Written request: Check every line below for the word "бўлинади" and show those that hold it.

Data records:
==============================

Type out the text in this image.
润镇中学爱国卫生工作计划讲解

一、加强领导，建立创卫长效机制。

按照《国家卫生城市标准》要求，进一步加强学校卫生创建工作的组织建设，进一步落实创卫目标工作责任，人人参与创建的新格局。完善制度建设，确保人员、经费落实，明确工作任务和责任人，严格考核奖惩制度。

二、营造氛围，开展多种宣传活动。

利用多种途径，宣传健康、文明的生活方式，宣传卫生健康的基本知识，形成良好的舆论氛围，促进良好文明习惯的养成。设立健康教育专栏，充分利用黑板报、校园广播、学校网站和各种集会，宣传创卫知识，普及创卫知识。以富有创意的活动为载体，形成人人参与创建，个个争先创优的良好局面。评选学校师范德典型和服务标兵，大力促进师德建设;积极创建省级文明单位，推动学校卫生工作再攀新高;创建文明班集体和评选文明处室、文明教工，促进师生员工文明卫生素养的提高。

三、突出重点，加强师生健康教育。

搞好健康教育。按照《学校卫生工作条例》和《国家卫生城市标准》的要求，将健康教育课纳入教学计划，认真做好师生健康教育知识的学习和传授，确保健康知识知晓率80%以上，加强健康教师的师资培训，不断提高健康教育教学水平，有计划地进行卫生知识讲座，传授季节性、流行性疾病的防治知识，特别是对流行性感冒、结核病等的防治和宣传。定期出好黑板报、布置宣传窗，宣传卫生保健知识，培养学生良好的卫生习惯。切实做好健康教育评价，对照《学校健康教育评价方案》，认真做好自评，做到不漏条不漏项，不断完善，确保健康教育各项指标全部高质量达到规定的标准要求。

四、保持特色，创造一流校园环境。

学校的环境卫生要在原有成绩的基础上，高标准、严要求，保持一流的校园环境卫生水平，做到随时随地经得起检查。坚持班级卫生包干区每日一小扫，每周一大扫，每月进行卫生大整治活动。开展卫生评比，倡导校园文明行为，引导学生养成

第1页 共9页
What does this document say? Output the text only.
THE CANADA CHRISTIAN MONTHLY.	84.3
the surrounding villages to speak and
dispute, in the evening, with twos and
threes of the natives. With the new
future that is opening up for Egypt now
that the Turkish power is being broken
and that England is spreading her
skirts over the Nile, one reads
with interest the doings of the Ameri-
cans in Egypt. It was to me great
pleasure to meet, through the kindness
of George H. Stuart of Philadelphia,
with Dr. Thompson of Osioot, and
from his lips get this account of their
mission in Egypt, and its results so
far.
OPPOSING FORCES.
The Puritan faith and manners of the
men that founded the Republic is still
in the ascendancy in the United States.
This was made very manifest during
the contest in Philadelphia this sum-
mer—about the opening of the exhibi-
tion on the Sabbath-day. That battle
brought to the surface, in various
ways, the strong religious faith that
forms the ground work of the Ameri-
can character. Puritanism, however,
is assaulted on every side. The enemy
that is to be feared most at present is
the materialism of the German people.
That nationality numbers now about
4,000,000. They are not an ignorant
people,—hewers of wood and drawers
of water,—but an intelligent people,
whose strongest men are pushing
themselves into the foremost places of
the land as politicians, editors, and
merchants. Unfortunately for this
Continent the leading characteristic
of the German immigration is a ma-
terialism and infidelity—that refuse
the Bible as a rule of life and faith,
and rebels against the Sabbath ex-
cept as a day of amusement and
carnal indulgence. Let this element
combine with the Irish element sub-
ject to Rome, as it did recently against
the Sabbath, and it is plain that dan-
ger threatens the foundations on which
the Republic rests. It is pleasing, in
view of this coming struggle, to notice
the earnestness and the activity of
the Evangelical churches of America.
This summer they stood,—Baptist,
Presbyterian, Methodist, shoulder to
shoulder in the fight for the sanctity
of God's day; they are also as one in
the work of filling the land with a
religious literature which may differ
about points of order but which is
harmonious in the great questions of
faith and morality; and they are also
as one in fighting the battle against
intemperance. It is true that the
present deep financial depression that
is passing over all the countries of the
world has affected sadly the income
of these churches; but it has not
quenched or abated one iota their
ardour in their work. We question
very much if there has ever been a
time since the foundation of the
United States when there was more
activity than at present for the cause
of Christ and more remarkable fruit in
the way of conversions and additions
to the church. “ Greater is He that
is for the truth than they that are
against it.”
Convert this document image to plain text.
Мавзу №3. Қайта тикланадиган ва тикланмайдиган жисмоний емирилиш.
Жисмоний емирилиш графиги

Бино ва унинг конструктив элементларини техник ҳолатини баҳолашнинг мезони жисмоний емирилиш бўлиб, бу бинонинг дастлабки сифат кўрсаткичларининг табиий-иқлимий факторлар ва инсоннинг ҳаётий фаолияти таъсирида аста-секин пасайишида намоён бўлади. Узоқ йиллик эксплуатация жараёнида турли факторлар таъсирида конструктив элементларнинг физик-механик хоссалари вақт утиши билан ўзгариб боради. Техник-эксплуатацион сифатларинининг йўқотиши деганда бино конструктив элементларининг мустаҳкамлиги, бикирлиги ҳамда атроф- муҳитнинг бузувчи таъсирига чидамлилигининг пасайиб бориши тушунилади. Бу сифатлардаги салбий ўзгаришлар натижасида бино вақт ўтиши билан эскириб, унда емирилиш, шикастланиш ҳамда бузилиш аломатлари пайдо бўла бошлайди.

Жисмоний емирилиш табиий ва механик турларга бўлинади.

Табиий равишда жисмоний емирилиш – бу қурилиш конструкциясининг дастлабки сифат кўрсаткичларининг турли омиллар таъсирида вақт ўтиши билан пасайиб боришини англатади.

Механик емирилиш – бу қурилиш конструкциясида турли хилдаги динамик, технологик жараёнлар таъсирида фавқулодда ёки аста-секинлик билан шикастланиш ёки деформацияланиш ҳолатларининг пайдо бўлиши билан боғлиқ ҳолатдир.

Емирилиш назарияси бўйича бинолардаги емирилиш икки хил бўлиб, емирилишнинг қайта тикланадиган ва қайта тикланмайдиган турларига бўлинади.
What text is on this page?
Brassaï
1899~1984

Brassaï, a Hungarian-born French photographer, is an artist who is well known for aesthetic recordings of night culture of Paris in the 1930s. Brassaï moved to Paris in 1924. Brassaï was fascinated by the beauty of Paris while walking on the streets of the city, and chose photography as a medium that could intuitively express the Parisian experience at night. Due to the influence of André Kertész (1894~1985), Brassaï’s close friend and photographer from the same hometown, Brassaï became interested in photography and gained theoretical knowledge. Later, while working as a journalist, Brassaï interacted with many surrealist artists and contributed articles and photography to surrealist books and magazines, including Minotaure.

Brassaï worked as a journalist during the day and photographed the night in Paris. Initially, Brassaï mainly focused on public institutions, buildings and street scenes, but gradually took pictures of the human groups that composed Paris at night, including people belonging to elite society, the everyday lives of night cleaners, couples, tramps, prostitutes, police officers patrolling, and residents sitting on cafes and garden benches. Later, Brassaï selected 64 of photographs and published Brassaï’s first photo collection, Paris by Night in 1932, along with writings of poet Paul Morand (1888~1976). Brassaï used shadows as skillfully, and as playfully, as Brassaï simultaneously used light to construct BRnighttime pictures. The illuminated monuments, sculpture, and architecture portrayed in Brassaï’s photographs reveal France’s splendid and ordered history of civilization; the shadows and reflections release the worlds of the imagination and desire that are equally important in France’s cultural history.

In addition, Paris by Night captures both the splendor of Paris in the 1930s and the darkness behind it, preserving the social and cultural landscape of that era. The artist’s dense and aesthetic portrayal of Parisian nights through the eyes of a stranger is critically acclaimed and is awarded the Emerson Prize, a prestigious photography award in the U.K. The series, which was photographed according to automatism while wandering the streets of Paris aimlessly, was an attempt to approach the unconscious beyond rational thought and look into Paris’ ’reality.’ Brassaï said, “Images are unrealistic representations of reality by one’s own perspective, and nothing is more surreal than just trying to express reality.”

==============================

Exercise solution:
Жисмоний емирилиш табиий ва механик турларга бўлинади.
Емирилиш назарияси бўйича бинолардаги емирилиш икки хил бўлиб, емирилишнинг қайта тикланадиган ва қайта тикланмайдиган турларига бўлинади.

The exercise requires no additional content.